**Set problem**:
Work out the number of lines with the word "Total" in the material below, then reply with that number only.

--- Records to process ---

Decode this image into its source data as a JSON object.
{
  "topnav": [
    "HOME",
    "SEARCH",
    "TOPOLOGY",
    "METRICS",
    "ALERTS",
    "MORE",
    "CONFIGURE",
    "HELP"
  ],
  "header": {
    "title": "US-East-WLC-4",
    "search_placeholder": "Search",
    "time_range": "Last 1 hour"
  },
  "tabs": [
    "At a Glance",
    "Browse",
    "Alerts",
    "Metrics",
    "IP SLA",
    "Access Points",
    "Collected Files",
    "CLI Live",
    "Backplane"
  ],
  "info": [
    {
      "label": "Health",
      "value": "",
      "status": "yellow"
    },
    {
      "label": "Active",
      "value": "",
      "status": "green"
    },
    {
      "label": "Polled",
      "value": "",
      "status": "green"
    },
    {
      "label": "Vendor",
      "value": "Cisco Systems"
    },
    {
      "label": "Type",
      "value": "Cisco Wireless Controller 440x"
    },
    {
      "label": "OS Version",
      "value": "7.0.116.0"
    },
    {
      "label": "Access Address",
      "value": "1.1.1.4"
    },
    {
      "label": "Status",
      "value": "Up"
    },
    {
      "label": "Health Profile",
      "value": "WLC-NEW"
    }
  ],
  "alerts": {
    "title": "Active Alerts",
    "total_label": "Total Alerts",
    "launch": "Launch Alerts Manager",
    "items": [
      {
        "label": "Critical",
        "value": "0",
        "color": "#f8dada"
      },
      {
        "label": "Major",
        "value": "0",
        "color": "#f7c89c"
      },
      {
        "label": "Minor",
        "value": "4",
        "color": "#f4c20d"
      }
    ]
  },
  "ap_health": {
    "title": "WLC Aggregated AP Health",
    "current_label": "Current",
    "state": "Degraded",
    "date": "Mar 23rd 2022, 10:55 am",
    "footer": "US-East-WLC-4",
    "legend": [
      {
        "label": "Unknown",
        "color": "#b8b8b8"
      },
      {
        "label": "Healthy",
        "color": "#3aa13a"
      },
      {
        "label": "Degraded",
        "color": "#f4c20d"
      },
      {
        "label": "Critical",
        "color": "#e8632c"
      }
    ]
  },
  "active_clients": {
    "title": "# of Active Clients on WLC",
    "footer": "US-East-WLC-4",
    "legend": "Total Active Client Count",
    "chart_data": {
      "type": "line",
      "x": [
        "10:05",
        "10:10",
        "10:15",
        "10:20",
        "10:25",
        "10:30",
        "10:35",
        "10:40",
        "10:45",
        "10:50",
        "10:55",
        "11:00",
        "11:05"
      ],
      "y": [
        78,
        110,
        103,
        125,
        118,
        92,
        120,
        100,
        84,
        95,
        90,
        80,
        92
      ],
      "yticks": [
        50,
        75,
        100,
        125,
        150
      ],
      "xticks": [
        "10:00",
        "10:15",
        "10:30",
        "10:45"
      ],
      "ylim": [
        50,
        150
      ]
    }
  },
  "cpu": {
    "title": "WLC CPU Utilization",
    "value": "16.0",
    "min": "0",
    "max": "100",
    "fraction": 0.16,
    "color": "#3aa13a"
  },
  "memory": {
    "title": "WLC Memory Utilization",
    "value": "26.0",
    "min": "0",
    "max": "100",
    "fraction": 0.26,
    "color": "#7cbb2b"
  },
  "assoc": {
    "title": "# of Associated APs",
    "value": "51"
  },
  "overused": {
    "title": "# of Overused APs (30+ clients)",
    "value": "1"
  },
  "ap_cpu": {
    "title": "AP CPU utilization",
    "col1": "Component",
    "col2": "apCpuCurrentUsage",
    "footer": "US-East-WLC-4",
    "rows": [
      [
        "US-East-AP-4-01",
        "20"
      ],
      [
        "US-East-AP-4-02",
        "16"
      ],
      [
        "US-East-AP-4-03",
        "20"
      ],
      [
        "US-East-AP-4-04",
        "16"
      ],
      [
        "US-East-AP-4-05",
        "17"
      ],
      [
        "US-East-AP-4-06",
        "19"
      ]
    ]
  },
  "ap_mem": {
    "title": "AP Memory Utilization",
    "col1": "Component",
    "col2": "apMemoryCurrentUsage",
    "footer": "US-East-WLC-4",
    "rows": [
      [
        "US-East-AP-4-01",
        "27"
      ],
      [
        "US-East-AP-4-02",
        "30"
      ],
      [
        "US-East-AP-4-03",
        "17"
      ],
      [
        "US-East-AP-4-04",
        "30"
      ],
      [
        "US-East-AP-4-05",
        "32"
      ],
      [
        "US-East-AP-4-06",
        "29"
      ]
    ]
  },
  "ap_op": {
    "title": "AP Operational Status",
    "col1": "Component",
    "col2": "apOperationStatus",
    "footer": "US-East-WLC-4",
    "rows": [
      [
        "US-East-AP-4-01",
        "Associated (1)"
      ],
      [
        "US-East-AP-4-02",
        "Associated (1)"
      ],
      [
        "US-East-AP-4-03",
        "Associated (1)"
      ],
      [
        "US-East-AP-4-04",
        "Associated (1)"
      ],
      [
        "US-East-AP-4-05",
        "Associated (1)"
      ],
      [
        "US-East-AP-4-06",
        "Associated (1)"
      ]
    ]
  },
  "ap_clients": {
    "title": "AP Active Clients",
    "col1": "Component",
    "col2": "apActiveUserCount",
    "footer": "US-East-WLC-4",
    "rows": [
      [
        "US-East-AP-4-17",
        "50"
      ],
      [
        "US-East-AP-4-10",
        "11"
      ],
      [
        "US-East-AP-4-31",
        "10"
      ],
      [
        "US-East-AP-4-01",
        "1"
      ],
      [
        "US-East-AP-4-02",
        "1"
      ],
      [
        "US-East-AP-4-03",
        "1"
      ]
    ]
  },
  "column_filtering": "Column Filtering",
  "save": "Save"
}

---

**Exercise answer**:
2